### Part of a data file
::::
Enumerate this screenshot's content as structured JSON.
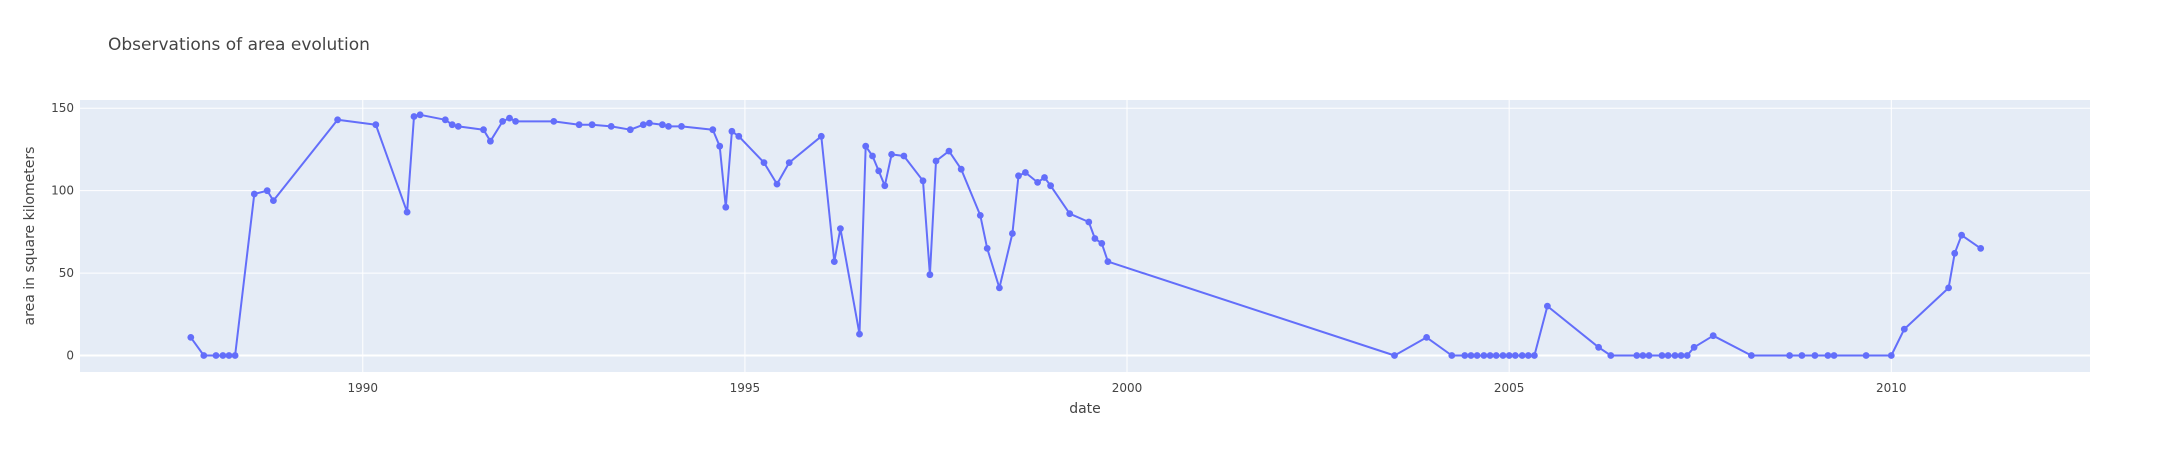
{
  "chart_data": {
    "type": "line",
    "title": "Observations of area evolution",
    "xlabel": "date",
    "ylabel": "area in square kilometers",
    "x_ticks": [
      1990,
      1995,
      2000,
      2005,
      2010
    ],
    "y_ticks": [
      0,
      50,
      100,
      150
    ],
    "xlim": [
      1986.3,
      2012.6
    ],
    "ylim": [
      -10,
      155
    ],
    "grid": true,
    "legend": "none",
    "series": [
      {
        "color": "#636efa",
        "mode": "lines+markers",
        "points": [
          [
            1987.75,
            11
          ],
          [
            1987.92,
            0
          ],
          [
            1988.08,
            0
          ],
          [
            1988.17,
            0
          ],
          [
            1988.25,
            0
          ],
          [
            1988.33,
            0
          ],
          [
            1988.58,
            98
          ],
          [
            1988.75,
            100
          ],
          [
            1988.83,
            94
          ],
          [
            1989.67,
            143
          ],
          [
            1990.17,
            140
          ],
          [
            1990.58,
            87
          ],
          [
            1990.67,
            145
          ],
          [
            1990.75,
            146
          ],
          [
            1991.08,
            143
          ],
          [
            1991.17,
            140
          ],
          [
            1991.25,
            139
          ],
          [
            1991.58,
            137
          ],
          [
            1991.67,
            130
          ],
          [
            1991.83,
            142
          ],
          [
            1991.92,
            144
          ],
          [
            1992.0,
            142
          ],
          [
            1992.5,
            142
          ],
          [
            1992.83,
            140
          ],
          [
            1993.0,
            140
          ],
          [
            1993.25,
            139
          ],
          [
            1993.5,
            137
          ],
          [
            1993.67,
            140
          ],
          [
            1993.75,
            141
          ],
          [
            1993.92,
            140
          ],
          [
            1994.0,
            139
          ],
          [
            1994.17,
            139
          ],
          [
            1994.58,
            137
          ],
          [
            1994.67,
            127
          ],
          [
            1994.75,
            90
          ],
          [
            1994.83,
            136
          ],
          [
            1994.92,
            133
          ],
          [
            1995.25,
            117
          ],
          [
            1995.42,
            104
          ],
          [
            1995.58,
            117
          ],
          [
            1996.0,
            133
          ],
          [
            1996.17,
            57
          ],
          [
            1996.25,
            77
          ],
          [
            1996.5,
            13
          ],
          [
            1996.58,
            127
          ],
          [
            1996.67,
            121
          ],
          [
            1996.75,
            112
          ],
          [
            1996.83,
            103
          ],
          [
            1996.92,
            122
          ],
          [
            1997.08,
            121
          ],
          [
            1997.33,
            106
          ],
          [
            1997.42,
            49
          ],
          [
            1997.5,
            118
          ],
          [
            1997.67,
            124
          ],
          [
            1997.83,
            113
          ],
          [
            1998.08,
            85
          ],
          [
            1998.17,
            65
          ],
          [
            1998.33,
            41
          ],
          [
            1998.5,
            74
          ],
          [
            1998.58,
            109
          ],
          [
            1998.67,
            111
          ],
          [
            1998.83,
            105
          ],
          [
            1998.92,
            108
          ],
          [
            1999.0,
            103
          ],
          [
            1999.25,
            86
          ],
          [
            1999.5,
            81
          ],
          [
            1999.58,
            71
          ],
          [
            1999.67,
            68
          ],
          [
            1999.75,
            57
          ],
          [
            2003.5,
            0
          ],
          [
            2003.92,
            11
          ],
          [
            2004.25,
            0
          ],
          [
            2004.42,
            0
          ],
          [
            2004.5,
            0
          ],
          [
            2004.58,
            0
          ],
          [
            2004.67,
            0
          ],
          [
            2004.75,
            0
          ],
          [
            2004.83,
            0
          ],
          [
            2004.92,
            0
          ],
          [
            2005.0,
            0
          ],
          [
            2005.08,
            0
          ],
          [
            2005.17,
            0
          ],
          [
            2005.25,
            0
          ],
          [
            2005.33,
            0
          ],
          [
            2005.5,
            30
          ],
          [
            2006.17,
            5
          ],
          [
            2006.33,
            0
          ],
          [
            2006.67,
            0
          ],
          [
            2006.75,
            0
          ],
          [
            2006.83,
            0
          ],
          [
            2007.0,
            0
          ],
          [
            2007.08,
            0
          ],
          [
            2007.17,
            0
          ],
          [
            2007.25,
            0
          ],
          [
            2007.33,
            0
          ],
          [
            2007.42,
            5
          ],
          [
            2007.67,
            12
          ],
          [
            2008.17,
            0
          ],
          [
            2008.67,
            0
          ],
          [
            2008.83,
            0
          ],
          [
            2009.0,
            0
          ],
          [
            2009.17,
            0
          ],
          [
            2009.25,
            0
          ],
          [
            2009.67,
            0
          ],
          [
            2010.0,
            0
          ],
          [
            2010.17,
            16
          ],
          [
            2010.75,
            41
          ],
          [
            2010.83,
            62
          ],
          [
            2010.92,
            73
          ],
          [
            2011.17,
            65
          ]
        ]
      }
    ]
  }
}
::::
Pictures are to be left out; all else in the entries above is to be quoted exactly.

### Output for this task
Enumerate this screenshot's content as structured JSON.
{
  "chart_data": {
    "type": "line",
    "title": "Observations of area evolution",
    "xlabel": "date",
    "ylabel": "area in square kilometers",
    "x_ticks": [
      1990,
      1995,
      2000,
      2005,
      2010
    ],
    "y_ticks": [
      0,
      50,
      100,
      150
    ],
    "xlim": [
      1986.3,
      2012.6
    ],
    "ylim": [
      -10,
      155
    ],
    "grid": true,
    "legend": "none",
    "series": [
      {
        "color": "#636efa",
        "mode": "lines+markers",
        "points": [
          [
            1987.75,
            11
          ],
          [
            1987.92,
            0
          ],
          [
            1988.08,
            0
          ],
          [
            1988.17,
            0
          ],
          [
            1988.25,
            0
          ],
          [
            1988.33,
            0
          ],
          [
            1988.58,
            98
          ],
          [
            1988.75,
            100
          ],
          [
            1988.83,
            94
          ],
          [
            1989.67,
            143
          ],
          [
            1990.17,
            140
          ],
          [
            1990.58,
            87
          ],
          [
            1990.67,
            145
          ],
          [
            1990.75,
            146
          ],
          [
            1991.08,
            143
          ],
          [
            1991.17,
            140
          ],
          [
            1991.25,
            139
          ],
          [
            1991.58,
            137
          ],
          [
            1991.67,
            130
          ],
          [
            1991.83,
            142
          ],
          [
            1991.92,
            144
          ],
          [
            1992.0,
            142
          ],
          [
            1992.5,
            142
          ],
          [
            1992.83,
            140
          ],
          [
            1993.0,
            140
          ],
          [
            1993.25,
            139
          ],
          [
            1993.5,
            137
          ],
          [
            1993.67,
            140
          ],
          [
            1993.75,
            141
          ],
          [
            1993.92,
            140
          ],
          [
            1994.0,
            139
          ],
          [
            1994.17,
            139
          ],
          [
            1994.58,
            137
          ],
          [
            1994.67,
            127
          ],
          [
            1994.75,
            90
          ],
          [
            1994.83,
            136
          ],
          [
            1994.92,
            133
          ],
          [
            1995.25,
            117
          ],
          [
            1995.42,
            104
          ],
          [
            1995.58,
            117
          ],
          [
            1996.0,
            133
          ],
          [
            1996.17,
            57
          ],
          [
            1996.25,
            77
          ],
          [
            1996.5,
            13
          ],
          [
            1996.58,
            127
          ],
          [
            1996.67,
            121
          ],
          [
            1996.75,
            112
          ],
          [
            1996.83,
            103
          ],
          [
            1996.92,
            122
          ],
          [
            1997.08,
            121
          ],
          [
            1997.33,
            106
          ],
          [
            1997.42,
            49
          ],
          [
            1997.5,
            118
          ],
          [
            1997.67,
            124
          ],
          [
            1997.83,
            113
          ],
          [
            1998.08,
            85
          ],
          [
            1998.17,
            65
          ],
          [
            1998.33,
            41
          ],
          [
            1998.5,
            74
          ],
          [
            1998.58,
            109
          ],
          [
            1998.67,
            111
          ],
          [
            1998.83,
            105
          ],
          [
            1998.92,
            108
          ],
          [
            1999.0,
            103
          ],
          [
            1999.25,
            86
          ],
          [
            1999.5,
            81
          ],
          [
            1999.58,
            71
          ],
          [
            1999.67,
            68
          ],
          [
            1999.75,
            57
          ],
          [
            2003.5,
            0
          ],
          [
            2003.92,
            11
          ],
          [
            2004.25,
            0
          ],
          [
            2004.42,
            0
          ],
          [
            2004.5,
            0
          ],
          [
            2004.58,
            0
          ],
          [
            2004.67,
            0
          ],
          [
            2004.75,
            0
          ],
          [
            2004.83,
            0
          ],
          [
            2004.92,
            0
          ],
          [
            2005.0,
            0
          ],
          [
            2005.08,
            0
          ],
          [
            2005.17,
            0
          ],
          [
            2005.25,
            0
          ],
          [
            2005.33,
            0
          ],
          [
            2005.5,
            30
          ],
          [
            2006.17,
            5
          ],
          [
            2006.33,
            0
          ],
          [
            2006.67,
            0
          ],
          [
            2006.75,
            0
          ],
          [
            2006.83,
            0
          ],
          [
            2007.0,
            0
          ],
          [
            2007.08,
            0
          ],
          [
            2007.17,
            0
          ],
          [
            2007.25,
            0
          ],
          [
            2007.33,
            0
          ],
          [
            2007.42,
            5
          ],
          [
            2007.67,
            12
          ],
          [
            2008.17,
            0
          ],
          [
            2008.67,
            0
          ],
          [
            2008.83,
            0
          ],
          [
            2009.0,
            0
          ],
          [
            2009.17,
            0
          ],
          [
            2009.25,
            0
          ],
          [
            2009.67,
            0
          ],
          [
            2010.0,
            0
          ],
          [
            2010.17,
            16
          ],
          [
            2010.75,
            41
          ],
          [
            2010.83,
            62
          ],
          [
            2010.92,
            73
          ],
          [
            2011.17,
            65
          ]
        ]
      }
    ]
  }
}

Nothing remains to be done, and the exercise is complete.